■ **EXERCISE AIM**
Write the next few sentences of the news account below about the West Point harassment case against Col. Hallums, picking up right after its final sentence.

■ **PAGE EXCERPT**
========

In late May Col. Hallums offered to resign but Brig. Gen. Lamkin dissuaded him by saying, the general recalls,

“Whoa, you’re not a quitter. Let’s see what the facts are.”

On June 10, Col. Dennis Hunt, head of West Point’s law department, found Col. Hallums guilty of sexual

harassment under Army Regulation 600-20, not for seeking sexual favors but for creating “an intimidating, hostile or

offensive environment.” He was also adjudged to have belittled the Army’s support branches. “Many in the department

perceive that he disdains the non-combat arms, and by implication, female officers,” the investigator wrote. He also said

the colonel chewed out his subordinates “far too often.”

Col. Hunt recommended that Col. Hallums be retained but counseled. “Fairness suggests he be given an

opportunity to put things right,” he wrote. He also recommended that Col. Hallums be ordered to remove all athletic

gear from his office, “never appear at his office in exercise clothes and cease all posing, flexing and making

body-oriented comments.”

But West Point’s superintendent, Lt. Gen. Daniel Christman, rejected that recommendation and removed Col.

Hallums from his post, effectively forcing him to retire.

========

■ **EXTRACTED RECORDS**
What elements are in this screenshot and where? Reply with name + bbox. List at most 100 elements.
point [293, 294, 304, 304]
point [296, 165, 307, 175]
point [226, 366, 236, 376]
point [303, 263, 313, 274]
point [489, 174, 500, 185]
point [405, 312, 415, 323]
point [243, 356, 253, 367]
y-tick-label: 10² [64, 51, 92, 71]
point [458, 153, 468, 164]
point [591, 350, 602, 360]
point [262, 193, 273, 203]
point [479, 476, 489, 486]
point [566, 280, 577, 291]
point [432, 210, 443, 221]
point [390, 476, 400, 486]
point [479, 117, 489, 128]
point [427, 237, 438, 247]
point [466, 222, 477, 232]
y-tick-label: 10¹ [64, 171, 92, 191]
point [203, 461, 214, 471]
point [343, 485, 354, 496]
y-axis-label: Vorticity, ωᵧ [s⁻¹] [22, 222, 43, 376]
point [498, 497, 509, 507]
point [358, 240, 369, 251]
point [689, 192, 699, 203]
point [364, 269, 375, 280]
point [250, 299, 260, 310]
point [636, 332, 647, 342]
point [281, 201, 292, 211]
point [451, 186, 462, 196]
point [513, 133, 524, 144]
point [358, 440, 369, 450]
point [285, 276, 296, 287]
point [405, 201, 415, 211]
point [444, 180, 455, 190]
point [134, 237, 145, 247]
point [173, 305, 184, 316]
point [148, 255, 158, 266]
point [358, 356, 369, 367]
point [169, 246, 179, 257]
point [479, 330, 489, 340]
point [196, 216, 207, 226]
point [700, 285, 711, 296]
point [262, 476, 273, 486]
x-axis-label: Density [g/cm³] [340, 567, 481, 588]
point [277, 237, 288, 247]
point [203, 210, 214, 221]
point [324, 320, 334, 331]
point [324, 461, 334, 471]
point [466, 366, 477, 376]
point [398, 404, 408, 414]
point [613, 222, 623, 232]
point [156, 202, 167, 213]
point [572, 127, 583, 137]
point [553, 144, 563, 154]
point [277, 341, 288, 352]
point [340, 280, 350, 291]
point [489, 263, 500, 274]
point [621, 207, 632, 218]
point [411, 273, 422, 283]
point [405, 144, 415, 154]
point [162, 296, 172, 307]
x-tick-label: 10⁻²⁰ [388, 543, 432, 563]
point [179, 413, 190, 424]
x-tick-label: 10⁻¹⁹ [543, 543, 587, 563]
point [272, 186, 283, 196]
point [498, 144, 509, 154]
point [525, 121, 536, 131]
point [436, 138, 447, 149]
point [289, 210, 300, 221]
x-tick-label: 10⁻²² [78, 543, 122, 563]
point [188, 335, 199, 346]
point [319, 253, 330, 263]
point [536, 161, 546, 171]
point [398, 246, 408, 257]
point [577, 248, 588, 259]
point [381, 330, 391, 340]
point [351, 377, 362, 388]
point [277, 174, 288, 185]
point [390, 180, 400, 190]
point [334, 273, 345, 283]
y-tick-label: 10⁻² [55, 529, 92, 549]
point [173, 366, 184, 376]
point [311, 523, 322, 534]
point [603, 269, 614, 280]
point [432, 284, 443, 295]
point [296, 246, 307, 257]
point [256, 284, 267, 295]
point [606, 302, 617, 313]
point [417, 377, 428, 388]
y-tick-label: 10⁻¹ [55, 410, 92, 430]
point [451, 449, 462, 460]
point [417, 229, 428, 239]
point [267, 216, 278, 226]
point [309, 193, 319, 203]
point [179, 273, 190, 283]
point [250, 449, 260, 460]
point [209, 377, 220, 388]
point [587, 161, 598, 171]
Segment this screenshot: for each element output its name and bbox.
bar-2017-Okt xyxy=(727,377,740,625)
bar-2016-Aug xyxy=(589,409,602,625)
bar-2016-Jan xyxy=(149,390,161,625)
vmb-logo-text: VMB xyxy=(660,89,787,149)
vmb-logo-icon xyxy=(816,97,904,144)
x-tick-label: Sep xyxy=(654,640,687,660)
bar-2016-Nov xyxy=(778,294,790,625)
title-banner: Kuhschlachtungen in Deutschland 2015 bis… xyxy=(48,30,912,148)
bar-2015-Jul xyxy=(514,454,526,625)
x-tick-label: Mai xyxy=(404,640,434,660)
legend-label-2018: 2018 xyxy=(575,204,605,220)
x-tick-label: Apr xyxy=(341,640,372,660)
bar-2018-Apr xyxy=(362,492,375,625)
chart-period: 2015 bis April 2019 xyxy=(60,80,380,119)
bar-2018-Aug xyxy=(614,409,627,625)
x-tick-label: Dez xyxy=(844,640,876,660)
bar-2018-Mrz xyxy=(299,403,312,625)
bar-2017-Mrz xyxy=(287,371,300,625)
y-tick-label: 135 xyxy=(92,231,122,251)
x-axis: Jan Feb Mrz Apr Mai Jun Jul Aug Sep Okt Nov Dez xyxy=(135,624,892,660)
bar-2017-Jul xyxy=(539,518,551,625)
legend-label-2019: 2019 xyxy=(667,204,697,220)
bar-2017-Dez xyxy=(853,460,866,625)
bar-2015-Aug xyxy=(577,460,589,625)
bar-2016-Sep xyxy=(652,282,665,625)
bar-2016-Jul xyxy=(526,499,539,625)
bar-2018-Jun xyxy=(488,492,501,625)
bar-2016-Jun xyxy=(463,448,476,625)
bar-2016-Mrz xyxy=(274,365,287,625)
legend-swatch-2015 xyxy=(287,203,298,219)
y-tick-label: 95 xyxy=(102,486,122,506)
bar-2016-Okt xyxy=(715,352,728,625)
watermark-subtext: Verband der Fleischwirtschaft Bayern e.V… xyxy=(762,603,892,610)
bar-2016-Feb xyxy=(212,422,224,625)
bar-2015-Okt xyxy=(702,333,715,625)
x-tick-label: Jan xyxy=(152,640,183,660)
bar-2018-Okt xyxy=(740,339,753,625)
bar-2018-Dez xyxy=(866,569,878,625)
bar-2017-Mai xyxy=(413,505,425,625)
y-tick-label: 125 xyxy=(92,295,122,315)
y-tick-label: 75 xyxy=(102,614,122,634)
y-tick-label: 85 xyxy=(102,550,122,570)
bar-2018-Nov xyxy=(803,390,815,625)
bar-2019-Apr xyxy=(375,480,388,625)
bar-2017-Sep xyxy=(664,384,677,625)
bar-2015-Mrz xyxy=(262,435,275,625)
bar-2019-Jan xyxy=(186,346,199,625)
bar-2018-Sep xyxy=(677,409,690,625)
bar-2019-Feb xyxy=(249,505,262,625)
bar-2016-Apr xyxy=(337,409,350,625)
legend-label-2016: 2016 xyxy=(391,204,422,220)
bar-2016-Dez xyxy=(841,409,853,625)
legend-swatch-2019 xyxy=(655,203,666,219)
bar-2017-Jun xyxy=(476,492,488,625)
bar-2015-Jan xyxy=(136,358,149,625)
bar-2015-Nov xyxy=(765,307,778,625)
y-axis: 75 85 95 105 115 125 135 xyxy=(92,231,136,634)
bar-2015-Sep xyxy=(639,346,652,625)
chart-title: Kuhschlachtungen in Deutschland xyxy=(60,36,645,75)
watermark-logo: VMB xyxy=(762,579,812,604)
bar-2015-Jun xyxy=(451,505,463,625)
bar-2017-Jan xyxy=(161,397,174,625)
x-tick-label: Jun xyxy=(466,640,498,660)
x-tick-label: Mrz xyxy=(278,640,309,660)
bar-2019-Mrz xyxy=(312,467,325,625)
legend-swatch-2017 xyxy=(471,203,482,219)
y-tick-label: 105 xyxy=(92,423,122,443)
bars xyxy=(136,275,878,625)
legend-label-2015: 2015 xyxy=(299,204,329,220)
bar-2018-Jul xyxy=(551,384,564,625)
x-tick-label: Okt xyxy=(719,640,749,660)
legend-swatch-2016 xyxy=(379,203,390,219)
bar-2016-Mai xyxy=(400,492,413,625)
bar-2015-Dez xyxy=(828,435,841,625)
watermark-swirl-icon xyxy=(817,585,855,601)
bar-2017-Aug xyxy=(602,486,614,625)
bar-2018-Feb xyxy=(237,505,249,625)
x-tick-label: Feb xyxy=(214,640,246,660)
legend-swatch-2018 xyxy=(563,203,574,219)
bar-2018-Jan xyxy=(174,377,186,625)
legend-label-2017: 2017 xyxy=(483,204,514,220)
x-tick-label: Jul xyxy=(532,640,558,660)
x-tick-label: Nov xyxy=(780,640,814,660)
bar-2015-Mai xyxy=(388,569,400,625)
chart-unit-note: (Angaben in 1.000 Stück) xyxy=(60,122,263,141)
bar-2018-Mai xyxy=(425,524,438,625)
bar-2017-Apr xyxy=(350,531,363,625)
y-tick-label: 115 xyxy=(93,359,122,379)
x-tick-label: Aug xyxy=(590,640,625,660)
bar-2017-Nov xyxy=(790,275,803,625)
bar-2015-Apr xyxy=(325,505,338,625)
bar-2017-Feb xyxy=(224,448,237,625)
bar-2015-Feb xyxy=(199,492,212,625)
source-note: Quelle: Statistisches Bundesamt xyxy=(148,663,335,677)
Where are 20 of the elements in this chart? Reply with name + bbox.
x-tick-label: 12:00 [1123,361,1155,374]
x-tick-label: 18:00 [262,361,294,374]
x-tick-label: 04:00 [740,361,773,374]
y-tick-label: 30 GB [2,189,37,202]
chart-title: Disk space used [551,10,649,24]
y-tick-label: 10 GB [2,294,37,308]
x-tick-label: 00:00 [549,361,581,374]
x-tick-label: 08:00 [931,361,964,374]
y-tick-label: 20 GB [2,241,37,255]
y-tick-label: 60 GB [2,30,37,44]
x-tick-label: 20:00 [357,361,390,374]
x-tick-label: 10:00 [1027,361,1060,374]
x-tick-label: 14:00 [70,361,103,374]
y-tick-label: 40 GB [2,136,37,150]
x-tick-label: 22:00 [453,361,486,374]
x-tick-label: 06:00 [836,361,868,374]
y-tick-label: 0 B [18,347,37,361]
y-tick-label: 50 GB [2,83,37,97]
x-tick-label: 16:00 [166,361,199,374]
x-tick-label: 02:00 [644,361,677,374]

========

■ **TASK OUTPUT**
On Jan. 24, Col. Hallums left the Army. Significantly, Gen. David Bramlett, who had headed the original search

committee that selected Col. Hallums, sponsored his retirement ceremony — not at West Point but at the 101st

Airborne’s post at Fort Campbell, Ky. “Jim Hallums went where the Army sent him and he did his duty,” the four-star

general said at the ceremony. Facing the colonel, he added, “Your example stands for all of us.”

West Point has a new leadership department chairman, Col. Charles “Casey” Brower, a member of the academy’s

history department and a former military aide to President Reagan. Col. Hallums says he isn’t bitter, but offers:

“Vietnam was tough but I would say that one year at West Point was the only bad time I had in the Army.”